▶ _DIRECTION_:
Which lines include the word "text"? Copy each of them.

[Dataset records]
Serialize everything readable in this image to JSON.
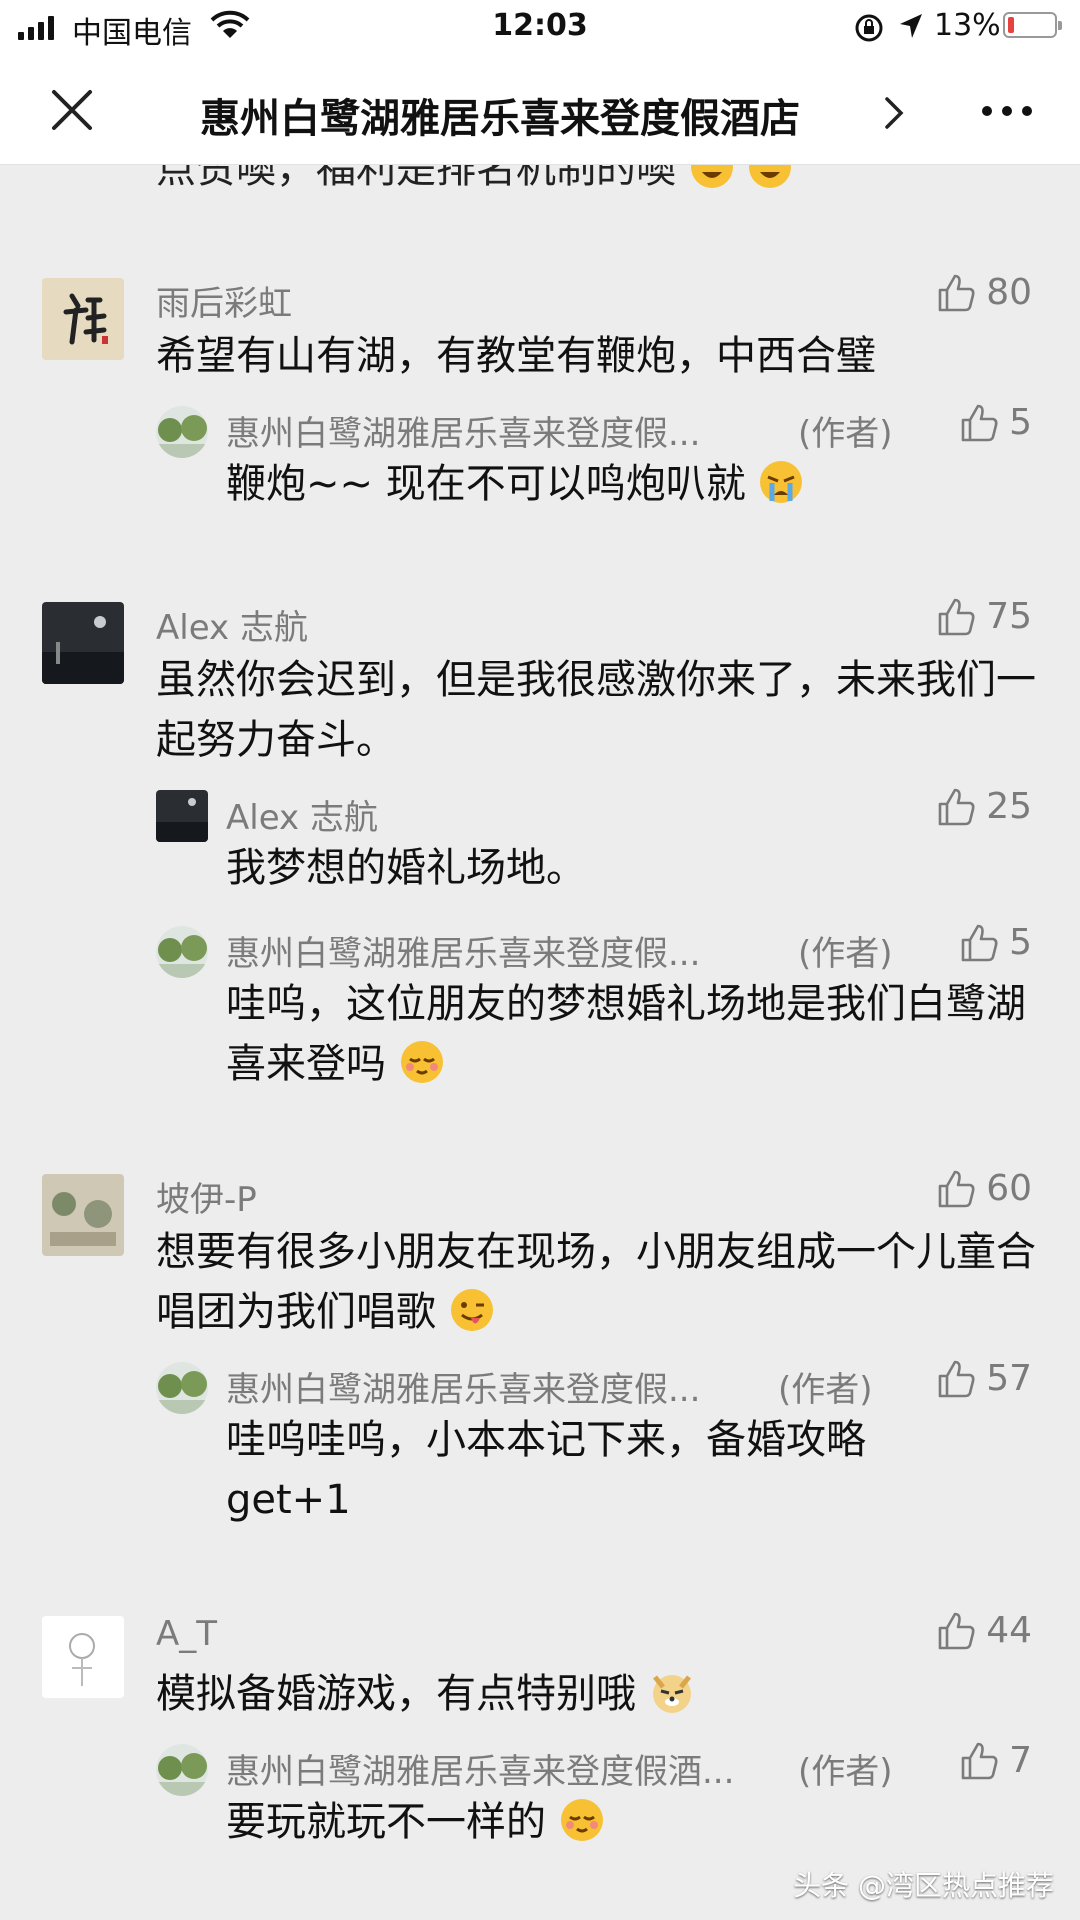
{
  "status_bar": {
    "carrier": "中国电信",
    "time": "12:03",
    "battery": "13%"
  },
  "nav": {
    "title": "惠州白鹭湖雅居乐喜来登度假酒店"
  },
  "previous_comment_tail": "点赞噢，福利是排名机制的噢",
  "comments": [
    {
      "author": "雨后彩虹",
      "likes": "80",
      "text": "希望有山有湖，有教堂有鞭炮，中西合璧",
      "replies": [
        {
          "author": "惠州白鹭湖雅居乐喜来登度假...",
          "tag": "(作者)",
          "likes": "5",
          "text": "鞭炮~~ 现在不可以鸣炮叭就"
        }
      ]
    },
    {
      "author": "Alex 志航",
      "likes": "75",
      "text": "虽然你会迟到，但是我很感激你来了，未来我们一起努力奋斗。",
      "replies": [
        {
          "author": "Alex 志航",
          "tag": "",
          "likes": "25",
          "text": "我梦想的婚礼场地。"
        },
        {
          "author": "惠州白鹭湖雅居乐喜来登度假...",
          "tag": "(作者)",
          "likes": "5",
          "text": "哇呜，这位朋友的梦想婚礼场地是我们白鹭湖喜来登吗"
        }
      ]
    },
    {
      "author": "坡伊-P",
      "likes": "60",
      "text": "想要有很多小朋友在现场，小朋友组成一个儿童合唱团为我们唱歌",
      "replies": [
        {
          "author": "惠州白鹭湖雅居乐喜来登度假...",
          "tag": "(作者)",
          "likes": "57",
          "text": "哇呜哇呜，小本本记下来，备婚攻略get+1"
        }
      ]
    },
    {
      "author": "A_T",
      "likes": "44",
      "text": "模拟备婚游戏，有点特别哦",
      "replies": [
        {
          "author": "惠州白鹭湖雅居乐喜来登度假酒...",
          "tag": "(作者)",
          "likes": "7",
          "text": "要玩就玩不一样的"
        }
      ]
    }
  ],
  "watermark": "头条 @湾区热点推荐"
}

▶ _WRITTEN SOLUTION_:
      "text": "希望有山有湖，有教堂有鞭炮，中西合璧",
          "text": "鞭炮~~ 现在不可以鸣炮叭就"
      "text": "虽然你会迟到，但是我很感激你来了，未来我们一起努力奋斗。",
          "text": "我梦想的婚礼场地。"
          "text": "哇呜，这位朋友的梦想婚礼场地是我们白鹭湖喜来登吗"
      "text": "想要有很多小朋友在现场，小朋友组成一个儿童合唱团为我们唱歌",
          "text": "哇呜哇呜，小本本记下来，备婚攻略get+1"
      "text": "模拟备婚游戏，有点特别哦",
          "text": "要玩就玩不一样的"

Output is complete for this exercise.